Work order :: Below are some records. How many of their lines contain the string "Cylindrocystis"? Answer with the number alone.

Stored data entries:
+---+

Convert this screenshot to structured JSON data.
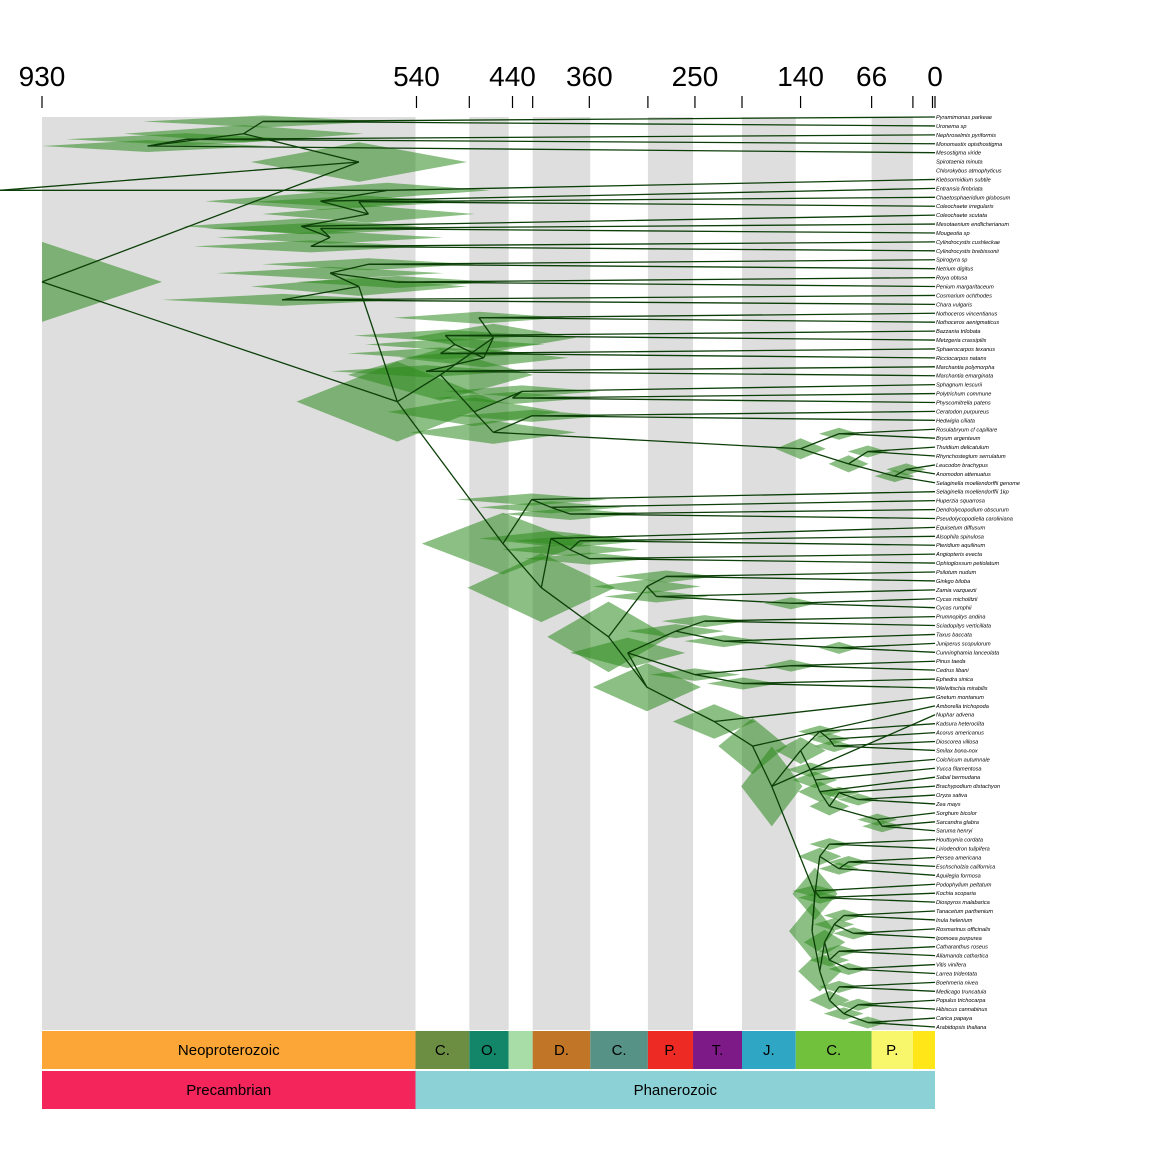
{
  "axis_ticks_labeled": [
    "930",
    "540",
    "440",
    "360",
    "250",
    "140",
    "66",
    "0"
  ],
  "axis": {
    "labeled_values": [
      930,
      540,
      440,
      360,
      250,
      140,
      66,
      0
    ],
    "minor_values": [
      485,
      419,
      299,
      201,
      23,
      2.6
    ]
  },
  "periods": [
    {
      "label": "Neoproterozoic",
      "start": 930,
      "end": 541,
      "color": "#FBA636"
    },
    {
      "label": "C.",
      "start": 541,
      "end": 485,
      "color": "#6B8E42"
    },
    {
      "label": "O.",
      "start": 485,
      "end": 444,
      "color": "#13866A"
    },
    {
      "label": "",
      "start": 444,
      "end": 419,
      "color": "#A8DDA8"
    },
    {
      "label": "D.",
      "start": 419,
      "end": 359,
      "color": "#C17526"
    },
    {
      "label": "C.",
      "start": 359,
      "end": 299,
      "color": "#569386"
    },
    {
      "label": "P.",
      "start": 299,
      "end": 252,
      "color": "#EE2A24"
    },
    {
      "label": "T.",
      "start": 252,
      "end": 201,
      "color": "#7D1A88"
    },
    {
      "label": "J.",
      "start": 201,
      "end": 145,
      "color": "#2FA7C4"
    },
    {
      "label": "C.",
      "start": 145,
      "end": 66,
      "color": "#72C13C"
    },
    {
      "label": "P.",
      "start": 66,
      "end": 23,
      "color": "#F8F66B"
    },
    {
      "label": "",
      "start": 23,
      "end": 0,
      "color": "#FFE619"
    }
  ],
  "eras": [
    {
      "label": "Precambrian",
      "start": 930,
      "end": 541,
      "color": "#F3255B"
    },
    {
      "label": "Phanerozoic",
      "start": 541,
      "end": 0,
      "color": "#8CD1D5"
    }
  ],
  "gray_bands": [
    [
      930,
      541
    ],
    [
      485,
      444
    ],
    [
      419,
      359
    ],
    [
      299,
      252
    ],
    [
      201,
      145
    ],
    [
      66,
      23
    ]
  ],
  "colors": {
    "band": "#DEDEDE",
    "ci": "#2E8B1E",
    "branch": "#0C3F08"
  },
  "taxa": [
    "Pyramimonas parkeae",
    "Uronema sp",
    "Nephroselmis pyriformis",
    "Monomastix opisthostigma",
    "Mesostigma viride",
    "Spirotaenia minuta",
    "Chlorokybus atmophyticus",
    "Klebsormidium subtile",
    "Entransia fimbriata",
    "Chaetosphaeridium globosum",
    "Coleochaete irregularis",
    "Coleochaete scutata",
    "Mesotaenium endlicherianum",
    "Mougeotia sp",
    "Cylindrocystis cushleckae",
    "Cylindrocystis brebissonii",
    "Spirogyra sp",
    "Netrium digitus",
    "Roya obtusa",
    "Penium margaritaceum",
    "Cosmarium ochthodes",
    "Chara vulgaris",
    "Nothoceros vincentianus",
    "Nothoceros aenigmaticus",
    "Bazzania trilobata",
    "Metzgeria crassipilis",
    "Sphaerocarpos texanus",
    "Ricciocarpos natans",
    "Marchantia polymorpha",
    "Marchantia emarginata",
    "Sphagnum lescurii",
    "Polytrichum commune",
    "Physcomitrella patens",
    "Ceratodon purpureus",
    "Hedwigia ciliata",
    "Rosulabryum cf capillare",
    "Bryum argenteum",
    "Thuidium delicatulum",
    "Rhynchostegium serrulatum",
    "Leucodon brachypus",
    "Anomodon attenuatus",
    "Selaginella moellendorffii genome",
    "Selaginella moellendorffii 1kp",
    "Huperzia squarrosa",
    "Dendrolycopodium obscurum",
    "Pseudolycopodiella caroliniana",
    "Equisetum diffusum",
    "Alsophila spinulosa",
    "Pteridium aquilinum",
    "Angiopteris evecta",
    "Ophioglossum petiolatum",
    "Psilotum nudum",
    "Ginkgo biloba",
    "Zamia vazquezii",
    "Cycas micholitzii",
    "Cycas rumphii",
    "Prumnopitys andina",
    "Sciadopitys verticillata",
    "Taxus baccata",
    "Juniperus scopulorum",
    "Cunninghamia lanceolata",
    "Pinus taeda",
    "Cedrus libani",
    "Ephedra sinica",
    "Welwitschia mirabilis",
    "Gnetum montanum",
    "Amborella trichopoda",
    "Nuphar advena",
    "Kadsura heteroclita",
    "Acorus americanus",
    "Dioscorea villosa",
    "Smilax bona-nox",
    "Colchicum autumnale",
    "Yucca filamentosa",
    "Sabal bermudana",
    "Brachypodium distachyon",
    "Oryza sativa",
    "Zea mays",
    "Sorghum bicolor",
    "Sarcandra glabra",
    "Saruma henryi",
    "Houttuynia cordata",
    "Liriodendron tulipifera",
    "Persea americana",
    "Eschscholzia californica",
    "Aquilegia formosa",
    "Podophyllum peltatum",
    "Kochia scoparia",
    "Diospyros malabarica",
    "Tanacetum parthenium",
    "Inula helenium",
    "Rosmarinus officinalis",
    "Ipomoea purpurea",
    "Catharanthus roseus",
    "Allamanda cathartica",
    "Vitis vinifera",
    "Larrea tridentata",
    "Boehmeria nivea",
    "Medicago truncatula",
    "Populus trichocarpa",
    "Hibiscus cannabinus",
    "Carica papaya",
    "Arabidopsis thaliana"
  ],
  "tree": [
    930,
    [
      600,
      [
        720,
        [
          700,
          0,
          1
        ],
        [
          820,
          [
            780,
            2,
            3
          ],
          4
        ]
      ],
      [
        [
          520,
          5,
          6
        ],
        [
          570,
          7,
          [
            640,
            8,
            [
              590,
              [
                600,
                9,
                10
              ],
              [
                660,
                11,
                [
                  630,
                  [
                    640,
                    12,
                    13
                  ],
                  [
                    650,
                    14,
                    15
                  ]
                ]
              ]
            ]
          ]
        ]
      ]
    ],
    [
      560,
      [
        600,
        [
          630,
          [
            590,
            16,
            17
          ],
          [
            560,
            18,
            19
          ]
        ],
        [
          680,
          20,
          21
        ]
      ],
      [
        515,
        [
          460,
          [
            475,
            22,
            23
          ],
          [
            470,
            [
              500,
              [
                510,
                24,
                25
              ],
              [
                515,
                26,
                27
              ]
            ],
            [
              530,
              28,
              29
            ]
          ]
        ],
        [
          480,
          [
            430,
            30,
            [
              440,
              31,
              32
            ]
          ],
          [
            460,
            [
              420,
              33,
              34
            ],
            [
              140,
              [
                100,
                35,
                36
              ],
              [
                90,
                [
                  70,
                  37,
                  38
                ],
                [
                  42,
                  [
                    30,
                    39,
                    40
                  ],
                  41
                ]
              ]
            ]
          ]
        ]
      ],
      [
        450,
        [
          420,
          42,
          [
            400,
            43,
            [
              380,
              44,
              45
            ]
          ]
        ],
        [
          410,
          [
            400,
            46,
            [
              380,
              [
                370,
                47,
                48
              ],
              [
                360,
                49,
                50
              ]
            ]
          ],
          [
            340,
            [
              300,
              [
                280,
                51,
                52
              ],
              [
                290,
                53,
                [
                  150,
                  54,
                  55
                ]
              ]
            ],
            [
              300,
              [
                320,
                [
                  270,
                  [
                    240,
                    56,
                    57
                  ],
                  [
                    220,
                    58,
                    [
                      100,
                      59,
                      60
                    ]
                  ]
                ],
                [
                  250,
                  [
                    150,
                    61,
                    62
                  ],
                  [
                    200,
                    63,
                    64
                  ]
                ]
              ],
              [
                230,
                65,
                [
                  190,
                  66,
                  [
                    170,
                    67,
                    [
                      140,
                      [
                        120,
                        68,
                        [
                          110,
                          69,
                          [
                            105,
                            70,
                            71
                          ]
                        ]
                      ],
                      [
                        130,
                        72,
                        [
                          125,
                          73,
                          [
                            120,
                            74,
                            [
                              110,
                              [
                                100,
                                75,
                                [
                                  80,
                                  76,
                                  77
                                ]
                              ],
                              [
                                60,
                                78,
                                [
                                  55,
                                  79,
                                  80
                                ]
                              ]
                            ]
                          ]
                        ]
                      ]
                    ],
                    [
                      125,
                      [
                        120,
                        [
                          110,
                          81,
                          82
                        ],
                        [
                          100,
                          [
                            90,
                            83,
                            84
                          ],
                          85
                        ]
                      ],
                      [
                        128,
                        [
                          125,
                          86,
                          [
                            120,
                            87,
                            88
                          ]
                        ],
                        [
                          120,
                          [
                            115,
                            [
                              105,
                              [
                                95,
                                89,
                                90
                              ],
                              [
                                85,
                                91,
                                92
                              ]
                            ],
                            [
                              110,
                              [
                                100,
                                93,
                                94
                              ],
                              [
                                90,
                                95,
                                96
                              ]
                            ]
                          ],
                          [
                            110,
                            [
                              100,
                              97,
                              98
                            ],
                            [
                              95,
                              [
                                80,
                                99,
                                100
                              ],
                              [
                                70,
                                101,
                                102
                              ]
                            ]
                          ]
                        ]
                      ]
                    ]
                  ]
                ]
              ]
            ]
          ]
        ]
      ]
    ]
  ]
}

+---+

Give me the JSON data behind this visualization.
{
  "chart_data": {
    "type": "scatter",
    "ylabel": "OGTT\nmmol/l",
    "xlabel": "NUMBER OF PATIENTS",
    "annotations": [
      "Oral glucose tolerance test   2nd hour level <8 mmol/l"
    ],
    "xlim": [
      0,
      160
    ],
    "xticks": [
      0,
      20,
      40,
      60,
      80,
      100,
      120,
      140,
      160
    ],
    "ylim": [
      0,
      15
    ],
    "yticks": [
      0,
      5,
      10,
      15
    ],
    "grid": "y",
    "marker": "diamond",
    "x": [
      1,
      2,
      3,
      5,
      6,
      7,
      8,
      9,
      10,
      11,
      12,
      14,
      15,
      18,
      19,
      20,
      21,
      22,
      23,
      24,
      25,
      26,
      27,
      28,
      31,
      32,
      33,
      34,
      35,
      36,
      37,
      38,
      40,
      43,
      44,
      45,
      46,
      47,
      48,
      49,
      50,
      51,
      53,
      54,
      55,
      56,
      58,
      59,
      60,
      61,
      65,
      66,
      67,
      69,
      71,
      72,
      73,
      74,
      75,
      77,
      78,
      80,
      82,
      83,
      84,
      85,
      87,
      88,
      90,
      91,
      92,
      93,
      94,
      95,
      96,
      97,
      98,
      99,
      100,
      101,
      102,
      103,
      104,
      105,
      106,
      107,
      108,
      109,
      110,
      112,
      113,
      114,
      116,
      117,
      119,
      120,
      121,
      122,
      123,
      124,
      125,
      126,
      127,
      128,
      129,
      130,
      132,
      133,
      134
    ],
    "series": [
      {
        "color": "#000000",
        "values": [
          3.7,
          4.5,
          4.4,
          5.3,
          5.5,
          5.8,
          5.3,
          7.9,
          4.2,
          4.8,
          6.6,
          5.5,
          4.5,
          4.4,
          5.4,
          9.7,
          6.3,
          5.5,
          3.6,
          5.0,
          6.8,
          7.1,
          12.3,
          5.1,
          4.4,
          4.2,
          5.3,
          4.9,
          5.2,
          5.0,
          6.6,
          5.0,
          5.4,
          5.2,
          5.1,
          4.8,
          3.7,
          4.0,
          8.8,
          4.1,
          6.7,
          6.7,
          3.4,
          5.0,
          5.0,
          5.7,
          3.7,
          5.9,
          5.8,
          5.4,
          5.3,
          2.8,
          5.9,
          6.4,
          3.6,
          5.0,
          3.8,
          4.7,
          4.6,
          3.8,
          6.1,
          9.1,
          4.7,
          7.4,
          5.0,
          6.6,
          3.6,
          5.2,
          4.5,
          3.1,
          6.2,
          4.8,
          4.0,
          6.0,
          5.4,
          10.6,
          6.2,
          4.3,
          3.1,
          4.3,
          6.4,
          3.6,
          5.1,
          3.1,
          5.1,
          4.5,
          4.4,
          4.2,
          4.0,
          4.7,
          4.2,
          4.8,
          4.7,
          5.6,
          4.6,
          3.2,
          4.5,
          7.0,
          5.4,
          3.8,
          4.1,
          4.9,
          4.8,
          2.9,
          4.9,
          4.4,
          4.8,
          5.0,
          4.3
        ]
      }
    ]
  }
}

+---+

Reply to the task :: 2